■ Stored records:
━━━━━━━━

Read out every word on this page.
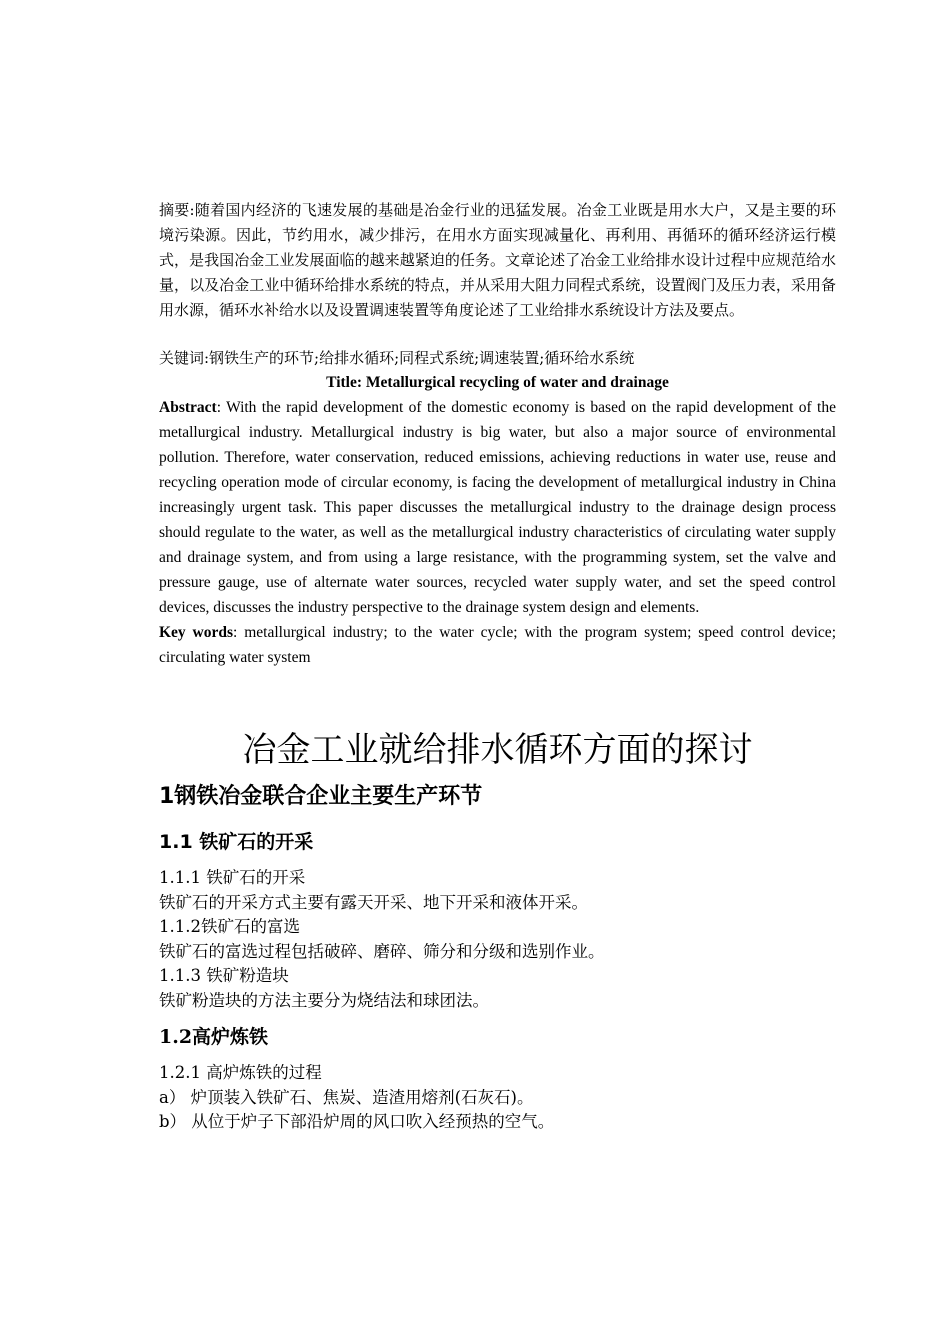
摘要:随着国内经济的飞速发展的基础是冶金行业的迅猛发展。冶金工业既是用水大户，又是主要的环境污染源。因此，节约用水，减少排污，在用水方面实现减量化、再利用、再循环的循环经济运行模式，是我国冶金工业发展面临的越来越紧迫的任务。文章论述了冶金工业给排水设计过程中应规范给水量，以及冶金工业中循环给排水系统的特点，并从采用大阻力同程式系统，设置阀门及压力表，采用备用水源，循环水补给水以及设置调速装置等角度论述了工业给排水系统设计方法及要点。

关键词:钢铁生产的环节;给排水循环;同程式系统;调速装置;循环给水系统

Title: Metallurgical recycling of water and drainage

Abstract: With the rapid development of the domestic economy is based on the rapid development of the metallurgical industry. Metallurgical industry is big water, but also a major source of environmental pollution. Therefore, water conservation, reduced emissions, achieving reductions in water use, reuse and recycling operation mode of circular economy, is facing the development of metallurgical industry in China increasingly urgent task. This paper discusses the metallurgical industry to the drainage design process should regulate to the water, as well as the metallurgical industry characteristics of circulating water supply and drainage system, and from using a large resistance, with the programming system, set the valve and pressure gauge, use of alternate water sources, recycled water supply water, and set the speed control devices, discusses the industry perspective to the drainage system design and elements.

Key words: metallurgical industry; to the water cycle; with the program system; speed control device; circulating water system

冶金工业就给排水循环方面的探讨
1钢铁冶金联合企业主要生产环节
1.1 铁矿石的开采

1.1.1 铁矿石的开采

铁矿石的开采方式主要有露天开采、地下开采和液体开采。

1.1.2铁矿石的富选

铁矿石的富选过程包括破碎、磨碎、筛分和分级和选别作业。

1.1.3 铁矿粉造块

铁矿粉造块的方法主要分为烧结法和球团法。

1.2高炉炼铁

1.2.1 高炉炼铁的过程

a） 炉顶装入铁矿石、焦炭、造渣用熔剂(石灰石)。

b） 从位于炉子下部沿炉周的风口吹入经预热的空气。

━━━━━━━━

■ Exercise instructions: Collect, from the material above, every line containing the word "circulating".

■ Reply:
Abstract: With the rapid development of the domestic economy is based on the rapid development of the metallurgical industry. Metallurgical industry is big water, but also a major source of environmental pollution. Therefore, water conservation, reduced emissions, achieving reductions in water use, reuse and recycling operation mode of circular economy, is facing the development of metallurgical industry in China increasingly urgent task. This paper discusses the metallurgical industry to the drainage design process should regulate to the water, as well as the metallurgical industry characteristics of circulating water supply and drainage system, and from using a large resistance, with the programming system, set the valve and pressure gauge, use of alternate water sources, recycled water supply water, and set the speed control devices, discusses the industry perspective to the drainage system design and elements.
Key words: metallurgical industry; to the water cycle; with the program system; speed control device; circulating water system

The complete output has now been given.